## DATA PROVIDED
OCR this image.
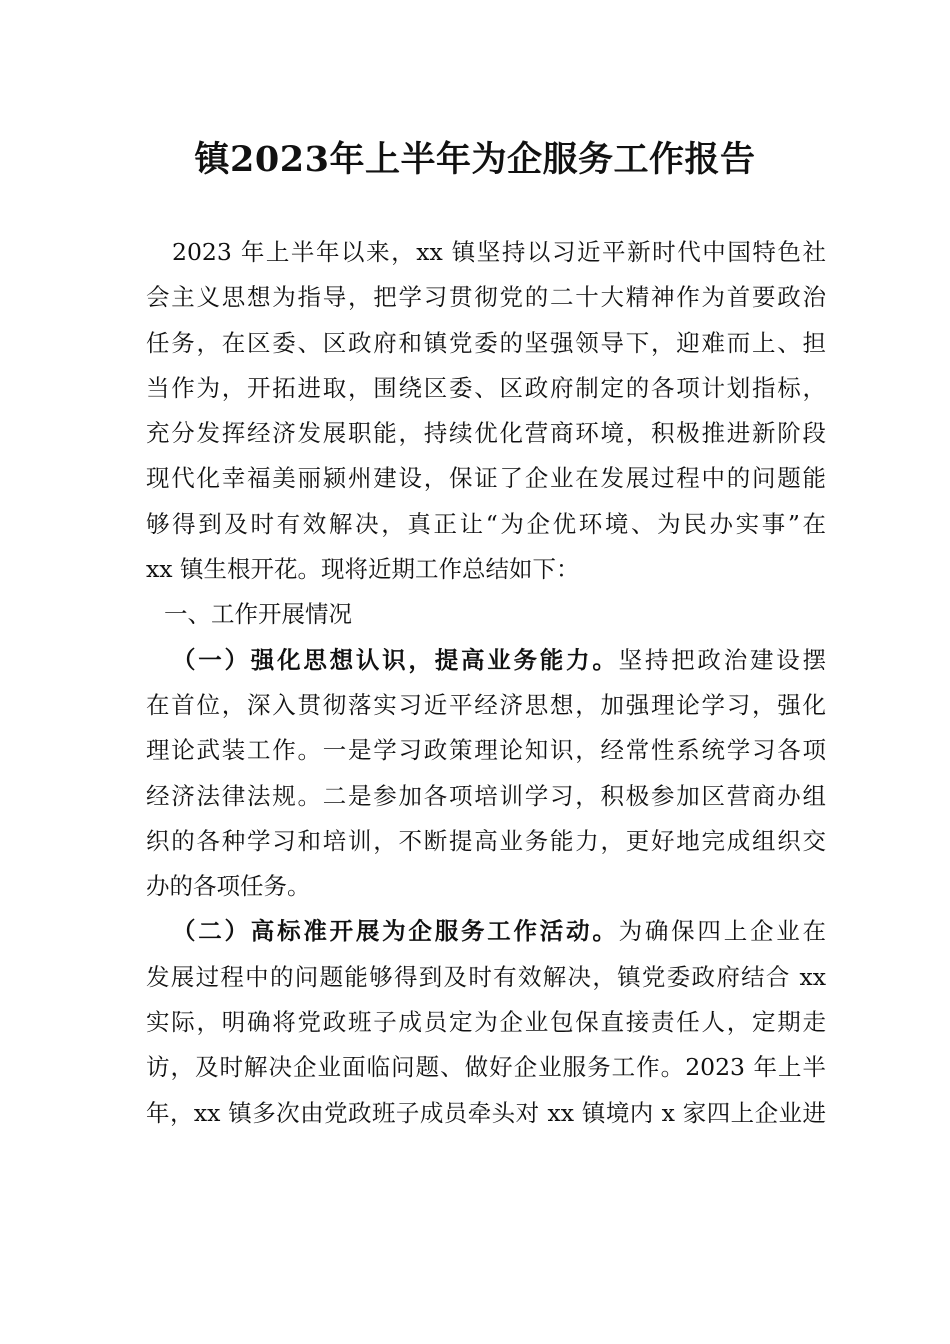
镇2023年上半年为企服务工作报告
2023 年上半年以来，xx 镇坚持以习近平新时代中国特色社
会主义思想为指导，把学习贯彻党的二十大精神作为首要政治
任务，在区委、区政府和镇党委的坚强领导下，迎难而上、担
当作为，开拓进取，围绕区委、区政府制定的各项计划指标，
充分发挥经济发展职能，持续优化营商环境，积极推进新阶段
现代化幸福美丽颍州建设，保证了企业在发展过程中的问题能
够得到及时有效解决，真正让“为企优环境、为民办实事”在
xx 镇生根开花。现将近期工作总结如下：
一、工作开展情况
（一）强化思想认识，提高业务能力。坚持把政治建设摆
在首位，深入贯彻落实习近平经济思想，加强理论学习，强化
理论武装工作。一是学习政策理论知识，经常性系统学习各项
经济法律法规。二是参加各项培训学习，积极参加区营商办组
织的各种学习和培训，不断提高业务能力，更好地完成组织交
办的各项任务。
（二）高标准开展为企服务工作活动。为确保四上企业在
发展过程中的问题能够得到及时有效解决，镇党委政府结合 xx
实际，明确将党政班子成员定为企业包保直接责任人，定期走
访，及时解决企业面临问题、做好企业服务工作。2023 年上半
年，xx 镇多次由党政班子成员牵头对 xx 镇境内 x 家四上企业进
* * *
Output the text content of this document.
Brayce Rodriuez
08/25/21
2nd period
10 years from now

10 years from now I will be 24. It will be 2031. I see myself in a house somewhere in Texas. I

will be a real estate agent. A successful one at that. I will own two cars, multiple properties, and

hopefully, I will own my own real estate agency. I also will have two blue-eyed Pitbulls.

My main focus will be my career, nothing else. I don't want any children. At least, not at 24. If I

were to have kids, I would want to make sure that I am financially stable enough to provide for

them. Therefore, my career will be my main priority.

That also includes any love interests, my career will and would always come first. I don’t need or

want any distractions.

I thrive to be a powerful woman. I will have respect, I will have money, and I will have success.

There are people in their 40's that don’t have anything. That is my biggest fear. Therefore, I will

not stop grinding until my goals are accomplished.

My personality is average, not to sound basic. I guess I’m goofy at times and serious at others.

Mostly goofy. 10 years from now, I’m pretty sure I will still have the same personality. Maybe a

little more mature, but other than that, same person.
* * *
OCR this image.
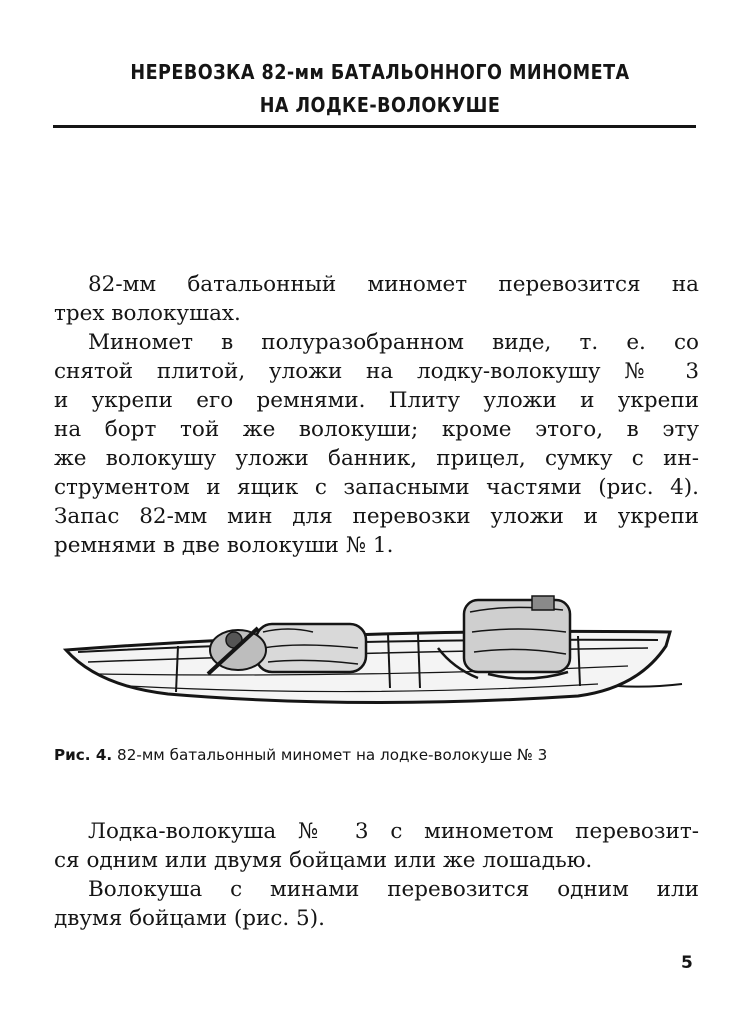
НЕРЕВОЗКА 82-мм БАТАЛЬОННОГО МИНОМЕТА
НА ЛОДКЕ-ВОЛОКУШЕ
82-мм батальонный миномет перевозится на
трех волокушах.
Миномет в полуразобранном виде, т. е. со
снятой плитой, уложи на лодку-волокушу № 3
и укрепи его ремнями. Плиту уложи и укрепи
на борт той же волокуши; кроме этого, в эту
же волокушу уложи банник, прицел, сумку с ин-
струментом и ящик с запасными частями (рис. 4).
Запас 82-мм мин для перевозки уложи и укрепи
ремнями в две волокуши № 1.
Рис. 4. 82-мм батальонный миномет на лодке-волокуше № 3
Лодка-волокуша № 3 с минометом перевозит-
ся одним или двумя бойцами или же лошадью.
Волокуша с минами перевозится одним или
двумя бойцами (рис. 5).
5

## OBJECTIVE
Above are lines of data; state how many of them contain the word "will", with no other output.

## EXERCISE SOLUTION
9